**ANFORDERUNG 1:** Worauf beschränkte sich thematisch der Entwurf von 1949 laut dem Text über Hannah Arendts Hauptwerk?
**ANFORDERUNG 2:** Führe den Text über Hannah Arendts Hauptwerk im Anschluss an seinen letzten Satz fort.

**AUSGEWÄHLTER TEXT:**

__________

Hannah Arendt, München: Piper 1955.

Das Hauptwerk Hannah Arendts, welches die politische Philosophin weltweit berühmt machte, firmiert als Klassiker der Totalitarismustheorie. Freilich lassen dessen Großkapitel »Antisemitismus, Imperialismus, Totale Herrschaft« erahnen, daß der Entwurf von 1949 sich thematisch noch auf die Elemente und Ursprünge des Nationalsozialismus beschränkte. Die Erstveröffentlichung von 1951 umfaßte indessen bereits Studien zum Stalinismus, die für die deutschen Ausgaben von 1955 und 1958 nochmals erweitert wurden, bis die vergleichende Untersuchung dieser »Variationen des gleichen Modells« 1966 endlich in gültiger Form erschien.

__________

**BEREITGESTELLTE EINTRÄGE:**

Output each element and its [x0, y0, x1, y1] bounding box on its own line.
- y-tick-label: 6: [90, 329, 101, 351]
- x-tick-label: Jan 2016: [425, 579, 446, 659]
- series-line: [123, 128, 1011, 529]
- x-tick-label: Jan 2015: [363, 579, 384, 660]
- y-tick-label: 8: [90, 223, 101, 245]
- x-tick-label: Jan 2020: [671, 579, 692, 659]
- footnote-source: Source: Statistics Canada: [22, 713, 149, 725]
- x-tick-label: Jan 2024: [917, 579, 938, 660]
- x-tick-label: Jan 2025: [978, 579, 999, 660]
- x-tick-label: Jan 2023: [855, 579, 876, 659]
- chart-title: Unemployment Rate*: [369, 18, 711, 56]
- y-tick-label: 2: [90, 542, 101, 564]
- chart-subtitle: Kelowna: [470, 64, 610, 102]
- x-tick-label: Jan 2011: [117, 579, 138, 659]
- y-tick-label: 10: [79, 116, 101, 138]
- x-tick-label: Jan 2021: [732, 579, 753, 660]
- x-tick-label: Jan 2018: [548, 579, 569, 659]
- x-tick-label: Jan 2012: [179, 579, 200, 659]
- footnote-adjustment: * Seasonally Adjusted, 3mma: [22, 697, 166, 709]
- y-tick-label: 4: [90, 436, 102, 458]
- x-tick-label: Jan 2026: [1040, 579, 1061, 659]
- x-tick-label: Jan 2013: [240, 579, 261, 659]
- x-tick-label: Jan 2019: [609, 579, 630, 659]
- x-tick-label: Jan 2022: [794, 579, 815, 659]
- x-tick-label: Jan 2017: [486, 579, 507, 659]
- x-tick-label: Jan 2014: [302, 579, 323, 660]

__________

**SCHRIFTLICHE ANTWORT 1:** Auf die Elemente und Ursprünge des Nationalsozialismus.

**SCHRIFTLICHE ANTWORT 2:**
Als wichtigste strukturgeschichtliche Voraussetzung des Totalitarismus, dessen Begriff sie auf Nationalsozialismus und Stalinismus eingrenzt, zeichnet Arendt den Zusammenbruch des nationalstaatlich organisierten Europa in der Periode des Imperialismus nach. Dabei macht sie den tiefsten Ursprung der historischen Krise der Nation in dem strukturellen Widerspruch zwischen der politischen Ordnung des bürgerlichen Staates und den ökonomischen Entwicklungstendenzen der bürgerlichen Gesellschaft aus, die alsbald über die territorialen Grenzen des Nationalstaats hinausdrängten. Mit der imperialistischen Expansion des Kapitals ging eine bürokratische Machtkonzentration des Staates einher, die diesen schließlich zu jenem »Leviathan« werden ließ, der er Hobbes zufolge immer schon war.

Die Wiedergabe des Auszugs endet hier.